[Text block]
-- begin --
To assume that black women prefer a welfare check to a long term supportive, protective relationship with a man is somewhat ridiculous from my point of view as a woman (though not black). Experience indicates that it is men who have chosen to make themselves irrelevant in the lives of their children, not women.

My own white husband decided, after six and a half years of marriage, when our daughter was three, that he didn't want to be married anymore. First he met with my mother to try and convince her that his responsibilities as a father should be assumed by her and my father (needless to say his name is mud in their house) then, failing that, he told me that as a self-respecting woman, I shouldn't accept child support from him.

The issues are complex, but have nothing to do with government or welfare except that welfare inadequately fills a gap where a man refuses to step up to the plate and take responsibility for his family. Without welfare, he would be the same irresponsible man, but his children would be in worse shape.

Marriage rates have consistently been lower for blacks than whites, even before welfare. It is also interesting to note that illegitimate birth rates began to level off in the early 90s before welfare reform. Is it possible that enforcing child support requirements has made men more responsible? I think it is. Government used to be pretty indifferent to enforcing child support orders.
-- end --
[Requirements]
[A] Print the part of the comment on welfare and marriage starting at "The issues are" and ending at "child support orders.".
[B] Answer these questions from the comment on welfare and marriage:
(i) How long had the writer been married when her husband decided he no longer wanted to be married?
(ii) Whom did the husband meet with first to try to hand off his responsibilities as a father?
(iii) When did illegitimate birth rates begin to level off?
You will not need the material that comes after this point.

[Listed records]
-- begin --
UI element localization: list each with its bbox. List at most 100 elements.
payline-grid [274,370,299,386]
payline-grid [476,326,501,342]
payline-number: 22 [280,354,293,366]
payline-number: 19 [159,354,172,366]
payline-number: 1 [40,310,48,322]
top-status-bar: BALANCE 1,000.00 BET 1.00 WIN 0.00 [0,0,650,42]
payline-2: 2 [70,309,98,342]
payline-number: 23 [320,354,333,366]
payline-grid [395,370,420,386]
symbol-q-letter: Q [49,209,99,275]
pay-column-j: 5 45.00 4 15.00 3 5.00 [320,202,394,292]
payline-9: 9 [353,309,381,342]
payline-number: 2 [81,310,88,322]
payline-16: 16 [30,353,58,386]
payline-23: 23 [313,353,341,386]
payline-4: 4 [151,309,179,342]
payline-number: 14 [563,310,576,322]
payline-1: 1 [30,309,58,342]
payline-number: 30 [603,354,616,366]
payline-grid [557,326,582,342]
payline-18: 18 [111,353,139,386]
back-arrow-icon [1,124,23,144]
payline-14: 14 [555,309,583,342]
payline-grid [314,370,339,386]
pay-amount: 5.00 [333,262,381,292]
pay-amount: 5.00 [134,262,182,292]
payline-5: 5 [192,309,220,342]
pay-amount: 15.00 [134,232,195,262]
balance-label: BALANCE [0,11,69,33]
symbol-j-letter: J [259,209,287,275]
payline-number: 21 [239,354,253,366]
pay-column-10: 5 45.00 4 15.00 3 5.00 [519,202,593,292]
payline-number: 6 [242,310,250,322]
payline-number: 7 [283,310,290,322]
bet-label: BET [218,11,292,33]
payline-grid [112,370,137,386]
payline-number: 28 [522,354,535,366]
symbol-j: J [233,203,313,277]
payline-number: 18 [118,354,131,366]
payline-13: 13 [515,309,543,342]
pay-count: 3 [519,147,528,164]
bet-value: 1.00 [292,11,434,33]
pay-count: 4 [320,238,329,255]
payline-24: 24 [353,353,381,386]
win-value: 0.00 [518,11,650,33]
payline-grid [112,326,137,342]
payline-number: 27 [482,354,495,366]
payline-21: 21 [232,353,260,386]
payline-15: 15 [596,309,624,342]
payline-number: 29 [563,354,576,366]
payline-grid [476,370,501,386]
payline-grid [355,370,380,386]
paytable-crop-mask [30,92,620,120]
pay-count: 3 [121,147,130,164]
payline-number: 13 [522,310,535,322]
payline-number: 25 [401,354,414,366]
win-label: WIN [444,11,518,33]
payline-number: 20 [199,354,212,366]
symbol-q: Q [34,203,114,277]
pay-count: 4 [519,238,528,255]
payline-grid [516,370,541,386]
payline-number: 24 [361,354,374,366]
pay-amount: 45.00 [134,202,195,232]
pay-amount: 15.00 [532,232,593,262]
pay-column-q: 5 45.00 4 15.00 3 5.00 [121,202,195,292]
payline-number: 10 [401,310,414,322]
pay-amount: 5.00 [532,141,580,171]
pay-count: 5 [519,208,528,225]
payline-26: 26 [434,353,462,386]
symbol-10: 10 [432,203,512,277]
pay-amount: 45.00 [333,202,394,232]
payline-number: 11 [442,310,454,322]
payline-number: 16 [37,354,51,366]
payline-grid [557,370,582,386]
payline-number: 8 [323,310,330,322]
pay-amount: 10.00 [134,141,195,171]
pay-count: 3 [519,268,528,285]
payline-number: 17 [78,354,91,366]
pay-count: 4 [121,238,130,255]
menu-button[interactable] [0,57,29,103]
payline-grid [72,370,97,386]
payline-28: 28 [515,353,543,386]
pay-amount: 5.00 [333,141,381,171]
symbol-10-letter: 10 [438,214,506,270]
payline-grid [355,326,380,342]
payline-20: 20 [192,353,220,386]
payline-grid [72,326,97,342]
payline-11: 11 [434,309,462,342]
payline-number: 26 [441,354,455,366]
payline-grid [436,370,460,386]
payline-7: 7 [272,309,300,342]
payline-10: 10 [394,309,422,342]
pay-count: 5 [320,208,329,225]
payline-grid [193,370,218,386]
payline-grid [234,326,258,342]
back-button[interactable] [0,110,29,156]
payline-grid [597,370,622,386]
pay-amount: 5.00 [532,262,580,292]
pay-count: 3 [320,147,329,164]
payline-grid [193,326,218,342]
-- end --
[Responses for each task]
[A]
The issues are complex, but have nothing to do with government or welfare except that welfare inadequately fills a gap where a man refuses to step up to the plate and take responsibility for his family. Without welfare, he would be the same irresponsible man, but his children would be in worse shape.

Marriage rates have consistently been lower for blacks than whites, even before welfare. It is also interesting to note that illegitimate birth rates began to level off in the early 90s before welfare reform. Is it possible that enforcing child support requirements has made men more responsible? I think it is. Government used to be pretty indifferent to enforcing child support orders.

[B]
(i) Six and a half years.
(ii) The writer's mother.
(iii) In the early 90s, before welfare reform.